• [Aim of the task]: Retype the records below exactly as they appear, but leave out any pictures.

• [Items from a data source]:
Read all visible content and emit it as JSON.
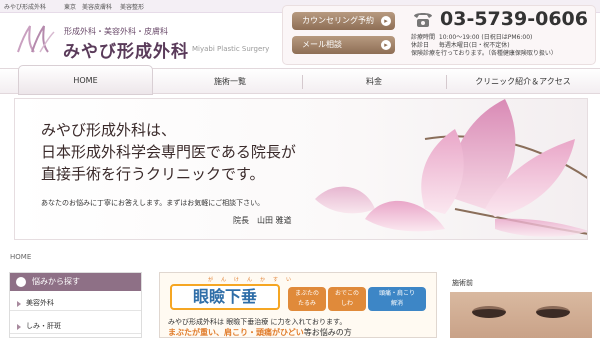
{
  "topbar": {
    "items": [
      "みやび形成外科",
      "東京",
      "美容皮膚科",
      "美容整形"
    ]
  },
  "logo": {
    "subtitle": "形成外科・美容外科・皮膚科",
    "title": "みやび形成外科",
    "english": "Miyabi Plastic Surgery"
  },
  "header": {
    "counsel_button": "カウンセリング予約",
    "mail_button": "メール相談",
    "phone": "03-5739-0606",
    "hours_label": "診療時間",
    "hours_value": "10:00〜19:00 (日祝日はPM6:00)",
    "closed_label": "休診日",
    "closed_value": "毎週木曜日(日・祝不定休)",
    "insurance_text": "保険診療を行っております。（各種健康保険取り扱い）"
  },
  "nav": {
    "items": [
      "HOME",
      "施術一覧",
      "料金",
      "クリニック紹介＆アクセス"
    ]
  },
  "hero": {
    "line1": "みやび形成外科は、",
    "line2": "日本形成外科学会専門医である院長が",
    "line3": "直接手術を行うクリニックです。",
    "message": "あなたのお悩みに丁寧にお答えします。まずはお気軽にご相談下さい。",
    "signature": "院長　山田 雅道"
  },
  "breadcrumb": "HOME",
  "sidebar": {
    "heading": "悩みから探す",
    "items": [
      "美容外科",
      "しみ・肝斑"
    ]
  },
  "feature": {
    "ruby": "がんけんかすい",
    "title": "眼瞼下垂",
    "tags": [
      "まぶたの\nたるみ",
      "おでこの\nしわ",
      "頭痛・肩こり\n解消"
    ],
    "line1": "みやび形成外科は 眼瞼下垂治療 に力を入れております。",
    "line2_highlight": "まぶたが重い、肩こり・頭痛がひどい",
    "line2_rest": "等お悩みの方"
  },
  "before": {
    "label": "施術前"
  },
  "colors": {
    "accent": "#8e7086",
    "button_brown": "#8e6e55",
    "feature_orange": "#f5a623",
    "feature_blue": "#2f6ea8"
  }
}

• [Written reply]:
Read all visible content and emit it as JSON.
{
  "topbar": {
    "items": [
      "みやび形成外科",
      "東京",
      "美容皮膚科",
      "美容整形"
    ]
  },
  "logo": {
    "subtitle": "形成外科・美容外科・皮膚科",
    "title": "みやび形成外科",
    "english": "Miyabi Plastic Surgery"
  },
  "header": {
    "counsel_button": "カウンセリング予約",
    "mail_button": "メール相談",
    "phone": "03-5739-0606",
    "hours_label": "診療時間",
    "hours_value": "10:00〜19:00 (日祝日はPM6:00)",
    "closed_label": "休診日",
    "closed_value": "毎週木曜日(日・祝不定休)",
    "insurance_text": "保険診療を行っております。（各種健康保険取り扱い）"
  },
  "nav": {
    "items": [
      "HOME",
      "施術一覧",
      "料金",
      "クリニック紹介＆アクセス"
    ]
  },
  "hero": {
    "line1": "みやび形成外科は、",
    "line2": "日本形成外科学会専門医である院長が",
    "line3": "直接手術を行うクリニックです。",
    "message": "あなたのお悩みに丁寧にお答えします。まずはお気軽にご相談下さい。",
    "signature": "院長　山田 雅道"
  },
  "breadcrumb": "HOME",
  "sidebar": {
    "heading": "悩みから探す",
    "items": [
      "美容外科",
      "しみ・肝斑"
    ]
  },
  "feature": {
    "ruby": "がんけんかすい",
    "title": "眼瞼下垂",
    "tags": [
      "まぶたの\nたるみ",
      "おでこの\nしわ",
      "頭痛・肩こり\n解消"
    ],
    "line1": "みやび形成外科は 眼瞼下垂治療 に力を入れております。",
    "line2_highlight": "まぶたが重い、肩こり・頭痛がひどい",
    "line2_rest": "等お悩みの方"
  },
  "before": {
    "label": "施術前"
  },
  "colors": {
    "accent": "#8e7086",
    "button_brown": "#8e6e55",
    "feature_orange": "#f5a623",
    "feature_blue": "#2f6ea8"
  }
}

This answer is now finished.